_STATED TASK_
What follows are records. Restate all of them word for word.

--- BEGIN DATA ENTRIES ---

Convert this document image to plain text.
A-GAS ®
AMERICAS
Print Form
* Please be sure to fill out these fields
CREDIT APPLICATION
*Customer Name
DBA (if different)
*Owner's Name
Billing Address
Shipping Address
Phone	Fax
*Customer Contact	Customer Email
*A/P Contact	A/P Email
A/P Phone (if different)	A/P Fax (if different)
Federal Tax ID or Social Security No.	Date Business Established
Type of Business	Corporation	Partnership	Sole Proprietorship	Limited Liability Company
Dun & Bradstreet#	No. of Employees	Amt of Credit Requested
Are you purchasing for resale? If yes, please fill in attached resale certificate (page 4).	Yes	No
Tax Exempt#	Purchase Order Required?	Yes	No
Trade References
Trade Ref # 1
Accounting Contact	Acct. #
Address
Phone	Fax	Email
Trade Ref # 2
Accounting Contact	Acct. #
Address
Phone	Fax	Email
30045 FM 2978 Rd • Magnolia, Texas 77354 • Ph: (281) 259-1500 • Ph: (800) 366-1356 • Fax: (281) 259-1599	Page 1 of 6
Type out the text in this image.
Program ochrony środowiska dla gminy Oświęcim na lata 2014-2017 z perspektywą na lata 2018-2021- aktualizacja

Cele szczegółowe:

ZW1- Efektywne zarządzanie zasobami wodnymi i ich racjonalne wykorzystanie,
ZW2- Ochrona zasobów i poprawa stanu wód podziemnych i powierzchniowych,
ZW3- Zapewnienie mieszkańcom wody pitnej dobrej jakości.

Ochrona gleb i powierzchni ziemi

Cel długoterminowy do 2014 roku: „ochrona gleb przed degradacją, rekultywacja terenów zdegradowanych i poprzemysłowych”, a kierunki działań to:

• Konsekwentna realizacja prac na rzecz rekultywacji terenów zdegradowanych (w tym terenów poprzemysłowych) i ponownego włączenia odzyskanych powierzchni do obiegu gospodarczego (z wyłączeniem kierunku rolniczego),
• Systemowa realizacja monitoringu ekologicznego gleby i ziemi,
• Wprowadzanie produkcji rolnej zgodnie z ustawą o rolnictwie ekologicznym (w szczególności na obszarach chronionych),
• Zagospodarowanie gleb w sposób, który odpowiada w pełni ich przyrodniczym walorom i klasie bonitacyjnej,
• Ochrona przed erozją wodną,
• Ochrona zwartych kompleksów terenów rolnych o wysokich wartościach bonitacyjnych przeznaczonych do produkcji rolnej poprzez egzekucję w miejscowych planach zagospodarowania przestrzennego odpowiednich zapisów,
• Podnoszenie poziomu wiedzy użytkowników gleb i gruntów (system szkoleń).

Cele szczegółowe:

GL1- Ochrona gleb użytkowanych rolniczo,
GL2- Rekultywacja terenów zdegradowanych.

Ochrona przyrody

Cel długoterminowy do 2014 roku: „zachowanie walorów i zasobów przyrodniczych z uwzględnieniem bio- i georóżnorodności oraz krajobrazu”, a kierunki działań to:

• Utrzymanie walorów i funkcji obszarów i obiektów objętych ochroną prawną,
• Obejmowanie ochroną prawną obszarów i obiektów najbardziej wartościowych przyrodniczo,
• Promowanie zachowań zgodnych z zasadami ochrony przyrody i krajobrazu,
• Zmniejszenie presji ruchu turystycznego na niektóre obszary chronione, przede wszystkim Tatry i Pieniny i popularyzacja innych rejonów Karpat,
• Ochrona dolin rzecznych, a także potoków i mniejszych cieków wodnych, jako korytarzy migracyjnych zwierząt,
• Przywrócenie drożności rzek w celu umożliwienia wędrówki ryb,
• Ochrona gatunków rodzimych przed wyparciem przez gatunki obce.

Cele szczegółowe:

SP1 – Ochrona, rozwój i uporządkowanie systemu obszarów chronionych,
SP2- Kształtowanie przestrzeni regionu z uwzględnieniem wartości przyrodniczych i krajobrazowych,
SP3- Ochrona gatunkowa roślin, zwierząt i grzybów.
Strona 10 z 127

--- END DATA ENTRIES ---

_WRITTEN REPLY_
Convert this document image to plain text.
A-GAS ®
AMERICAS
Print Form
* Please be sure to fill out these fields
CREDIT APPLICATION
*Customer Name
DBA (if different)
*Owner's Name
Billing Address
Shipping Address
Phone	Fax
*Customer Contact	Customer Email
*A/P Contact	A/P Email
A/P Phone (if different)	A/P Fax (if different)
Federal Tax ID or Social Security No.	Date Business Established
Type of Business	Corporation	Partnership	Sole Proprietorship	Limited Liability Company
Dun & Bradstreet#	No. of Employees	Amt of Credit Requested
Are you purchasing for resale? If yes, please fill in attached resale certificate (page 4).	Yes	No
Tax Exempt#	Purchase Order Required?	Yes	No
Trade References
Trade Ref # 1
Accounting Contact	Acct. #
Address
Phone	Fax	Email
Trade Ref # 2
Accounting Contact	Acct. #
Address
Phone	Fax	Email
30045 FM 2978 Rd • Magnolia, Texas 77354 • Ph: (281) 259-1500 • Ph: (800) 366-1356 • Fax: (281) 259-1599	Page 1 of 6
Type out the text in this image.
Program ochrony środowiska dla gminy Oświęcim na lata 2014-2017 z perspektywą na lata 2018-2021- aktualizacja

Cele szczegółowe:

ZW1- Efektywne zarządzanie zasobami wodnymi i ich racjonalne wykorzystanie,
ZW2- Ochrona zasobów i poprawa stanu wód podziemnych i powierzchniowych,
ZW3- Zapewnienie mieszkańcom wody pitnej dobrej jakości.

Ochrona gleb i powierzchni ziemi

Cel długoterminowy do 2014 roku: „ochrona gleb przed degradacją, rekultywacja terenów zdegradowanych i poprzemysłowych”, a kierunki działań to:

• Konsekwentna realizacja prac na rzecz rekultywacji terenów zdegradowanych (w tym terenów poprzemysłowych) i ponownego włączenia odzyskanych powierzchni do obiegu gospodarczego (z wyłączeniem kierunku rolniczego),
• Systemowa realizacja monitoringu ekologicznego gleby i ziemi,
• Wprowadzanie produkcji rolnej zgodnie z ustawą o rolnictwie ekologicznym (w szczególności na obszarach chronionych),
• Zagospodarowanie gleb w sposób, który odpowiada w pełni ich przyrodniczym walorom i klasie bonitacyjnej,
• Ochrona przed erozją wodną,
• Ochrona zwartych kompleksów terenów rolnych o wysokich wartościach bonitacyjnych przeznaczonych do produkcji rolnej poprzez egzekucję w miejscowych planach zagospodarowania przestrzennego odpowiednich zapisów,
• Podnoszenie poziomu wiedzy użytkowników gleb i gruntów (system szkoleń).

Cele szczegółowe:

GL1- Ochrona gleb użytkowanych rolniczo,
GL2- Rekultywacja terenów zdegradowanych.

Ochrona przyrody

Cel długoterminowy do 2014 roku: „zachowanie walorów i zasobów przyrodniczych z uwzględnieniem bio- i georóżnorodności oraz krajobrazu”, a kierunki działań to:

• Utrzymanie walorów i funkcji obszarów i obiektów objętych ochroną prawną,
• Obejmowanie ochroną prawną obszarów i obiektów najbardziej wartościowych przyrodniczo,
• Promowanie zachowań zgodnych z zasadami ochrony przyrody i krajobrazu,
• Zmniejszenie presji ruchu turystycznego na niektóre obszary chronione, przede wszystkim Tatry i Pieniny i popularyzacja innych rejonów Karpat,
• Ochrona dolin rzecznych, a także potoków i mniejszych cieków wodnych, jako korytarzy migracyjnych zwierząt,
• Przywrócenie drożności rzek w celu umożliwienia wędrówki ryb,
• Ochrona gatunków rodzimych przed wyparciem przez gatunki obce.

Cele szczegółowe:

SP1 – Ochrona, rozwój i uporządkowanie systemu obszarów chronionych,
SP2- Kształtowanie przestrzeni regionu z uwzględnieniem wartości przyrodniczych i krajobrazowych,
SP3- Ochrona gatunkowa roślin, zwierząt i grzybów.
Strona 10 z 127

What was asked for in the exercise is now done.